## Start

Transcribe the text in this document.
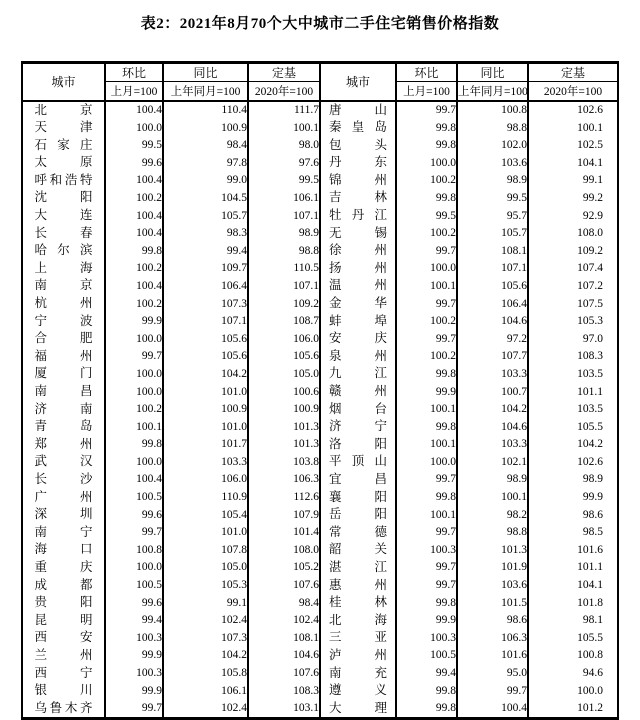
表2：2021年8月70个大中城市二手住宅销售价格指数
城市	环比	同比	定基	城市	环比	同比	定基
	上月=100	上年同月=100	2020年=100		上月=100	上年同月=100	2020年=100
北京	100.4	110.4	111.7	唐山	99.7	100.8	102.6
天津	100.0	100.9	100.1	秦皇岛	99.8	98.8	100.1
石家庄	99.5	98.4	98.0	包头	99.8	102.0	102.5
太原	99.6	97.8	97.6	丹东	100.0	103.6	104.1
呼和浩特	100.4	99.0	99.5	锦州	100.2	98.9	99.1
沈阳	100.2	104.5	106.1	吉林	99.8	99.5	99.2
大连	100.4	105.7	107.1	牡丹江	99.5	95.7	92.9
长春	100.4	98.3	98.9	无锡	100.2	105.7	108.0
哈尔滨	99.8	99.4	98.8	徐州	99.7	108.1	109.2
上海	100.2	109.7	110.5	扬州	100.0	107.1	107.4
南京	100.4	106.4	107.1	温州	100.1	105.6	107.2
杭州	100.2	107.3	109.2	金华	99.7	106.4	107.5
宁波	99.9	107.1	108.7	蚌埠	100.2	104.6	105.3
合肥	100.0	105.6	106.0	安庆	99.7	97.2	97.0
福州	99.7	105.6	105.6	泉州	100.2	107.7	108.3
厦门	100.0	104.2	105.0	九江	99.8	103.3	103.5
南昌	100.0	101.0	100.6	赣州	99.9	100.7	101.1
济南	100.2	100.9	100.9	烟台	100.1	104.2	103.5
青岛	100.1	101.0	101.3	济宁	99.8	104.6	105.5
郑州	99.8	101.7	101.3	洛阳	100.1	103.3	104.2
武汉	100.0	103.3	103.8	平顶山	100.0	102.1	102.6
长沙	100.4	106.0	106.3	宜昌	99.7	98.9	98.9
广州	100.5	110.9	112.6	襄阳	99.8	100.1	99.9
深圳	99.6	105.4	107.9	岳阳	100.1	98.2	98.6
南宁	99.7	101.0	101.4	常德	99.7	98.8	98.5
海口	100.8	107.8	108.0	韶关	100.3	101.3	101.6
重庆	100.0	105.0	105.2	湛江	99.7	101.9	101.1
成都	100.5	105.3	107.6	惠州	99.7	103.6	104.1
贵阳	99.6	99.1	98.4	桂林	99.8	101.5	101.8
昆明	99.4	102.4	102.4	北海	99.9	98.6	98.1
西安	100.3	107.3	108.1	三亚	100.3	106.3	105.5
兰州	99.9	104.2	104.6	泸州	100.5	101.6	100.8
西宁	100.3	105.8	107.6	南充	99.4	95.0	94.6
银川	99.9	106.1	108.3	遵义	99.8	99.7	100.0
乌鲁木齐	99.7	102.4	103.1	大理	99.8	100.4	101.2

## End
## Start

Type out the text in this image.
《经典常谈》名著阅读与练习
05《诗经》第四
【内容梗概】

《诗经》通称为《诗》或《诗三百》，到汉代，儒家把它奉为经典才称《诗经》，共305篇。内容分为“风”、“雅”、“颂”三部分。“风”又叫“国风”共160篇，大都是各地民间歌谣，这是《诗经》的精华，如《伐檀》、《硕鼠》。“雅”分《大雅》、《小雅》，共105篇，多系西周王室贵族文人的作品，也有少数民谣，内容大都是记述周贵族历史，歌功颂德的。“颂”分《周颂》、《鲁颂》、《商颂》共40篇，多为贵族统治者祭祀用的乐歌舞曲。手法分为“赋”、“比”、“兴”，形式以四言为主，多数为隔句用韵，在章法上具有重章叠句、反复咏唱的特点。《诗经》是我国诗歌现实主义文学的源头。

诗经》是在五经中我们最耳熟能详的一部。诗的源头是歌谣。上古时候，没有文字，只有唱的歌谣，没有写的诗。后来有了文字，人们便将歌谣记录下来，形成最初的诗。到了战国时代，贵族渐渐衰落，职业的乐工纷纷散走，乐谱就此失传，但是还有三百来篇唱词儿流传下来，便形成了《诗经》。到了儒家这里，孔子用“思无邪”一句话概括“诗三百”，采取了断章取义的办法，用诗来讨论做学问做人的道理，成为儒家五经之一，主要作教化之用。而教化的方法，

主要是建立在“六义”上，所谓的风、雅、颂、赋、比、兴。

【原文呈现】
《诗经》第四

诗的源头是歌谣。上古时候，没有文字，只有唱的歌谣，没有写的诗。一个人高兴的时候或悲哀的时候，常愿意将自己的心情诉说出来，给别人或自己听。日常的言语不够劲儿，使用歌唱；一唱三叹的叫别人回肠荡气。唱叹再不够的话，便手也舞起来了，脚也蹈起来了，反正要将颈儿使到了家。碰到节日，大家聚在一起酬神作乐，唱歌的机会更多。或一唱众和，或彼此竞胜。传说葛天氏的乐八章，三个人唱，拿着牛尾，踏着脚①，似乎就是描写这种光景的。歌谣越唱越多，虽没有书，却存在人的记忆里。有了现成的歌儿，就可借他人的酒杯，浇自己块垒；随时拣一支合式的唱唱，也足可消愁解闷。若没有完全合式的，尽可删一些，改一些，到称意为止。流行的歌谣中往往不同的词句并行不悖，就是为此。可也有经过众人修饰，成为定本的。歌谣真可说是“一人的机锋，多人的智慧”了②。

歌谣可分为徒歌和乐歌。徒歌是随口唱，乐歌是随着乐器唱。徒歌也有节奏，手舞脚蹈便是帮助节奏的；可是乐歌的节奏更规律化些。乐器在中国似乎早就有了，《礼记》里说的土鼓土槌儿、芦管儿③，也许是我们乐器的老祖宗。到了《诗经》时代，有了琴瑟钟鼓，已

## End
## Start

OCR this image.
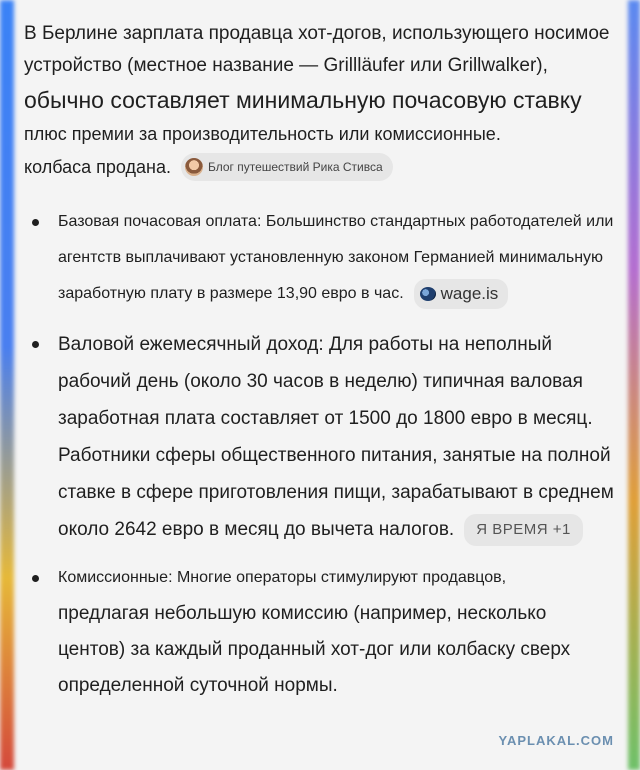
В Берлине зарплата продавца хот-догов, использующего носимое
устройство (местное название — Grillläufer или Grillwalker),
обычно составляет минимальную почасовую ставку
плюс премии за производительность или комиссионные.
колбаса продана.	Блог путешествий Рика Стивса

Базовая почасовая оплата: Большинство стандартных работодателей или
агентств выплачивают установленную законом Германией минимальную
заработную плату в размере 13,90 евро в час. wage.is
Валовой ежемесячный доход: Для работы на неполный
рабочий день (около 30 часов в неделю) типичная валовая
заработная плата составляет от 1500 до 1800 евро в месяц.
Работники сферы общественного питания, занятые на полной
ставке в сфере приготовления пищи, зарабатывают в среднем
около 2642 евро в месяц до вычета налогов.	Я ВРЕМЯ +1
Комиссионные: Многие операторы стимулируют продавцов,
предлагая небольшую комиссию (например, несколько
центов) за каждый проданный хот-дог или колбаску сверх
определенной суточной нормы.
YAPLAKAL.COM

## End

■ **What you should do**
Gather all lines with the string "诗的源头是歌谣" from the data.

■ **Solution to the problem**
诗经》是在五经中我们最耳熟能详的一部。诗的源头是歌谣。上古时候，没有文字，只有唱的歌谣，没有写的诗。后来有了文字，人们便将歌谣记录下来，形成最初的诗。到了战国时代，贵族渐渐衰落，职业的乐工纷纷散走，乐谱就此失传，但是还有三百来篇唱词儿流传下来，便形成了《诗经》。到了儒家这里，孔子用“思无邪”一句话概括“诗三百”，采取了断章取义的办法，用诗来讨论做学问做人的道理，成为儒家五经之一，主要作教化之用。而教化的方法，
诗的源头是歌谣。上古时候，没有文字，只有唱的歌谣，没有写的诗。一个人高兴的时候或悲哀的时候，常愿意将自己的心情诉说出来，给别人或自己听。日常的言语不够劲儿，使用歌唱；一唱三叹的叫别人回肠荡气。唱叹再不够的话，便手也舞起来了，脚也蹈起来了，反正要将颈儿使到了家。碰到节日，大家聚在一起酬神作乐，唱歌的机会更多。或一唱众和，或彼此竞胜。传说葛天氏的乐八章，三个人唱，拿着牛尾，踏着脚①，似乎就是描写这种光景的。歌谣越唱越多，虽没有书，却存在人的记忆里。有了现成的歌儿，就可借他人的酒杯，浇自己块垒；随时拣一支合式的唱唱，也足可消愁解闷。若没有完全合式的，尽可删一些，改一些，到称意为止。流行的歌谣中往往不同的词句并行不悖，就是为此。可也有经过众人修饰，成为定本的。歌谣真可说是“一人的机锋，多人的智慧”了②。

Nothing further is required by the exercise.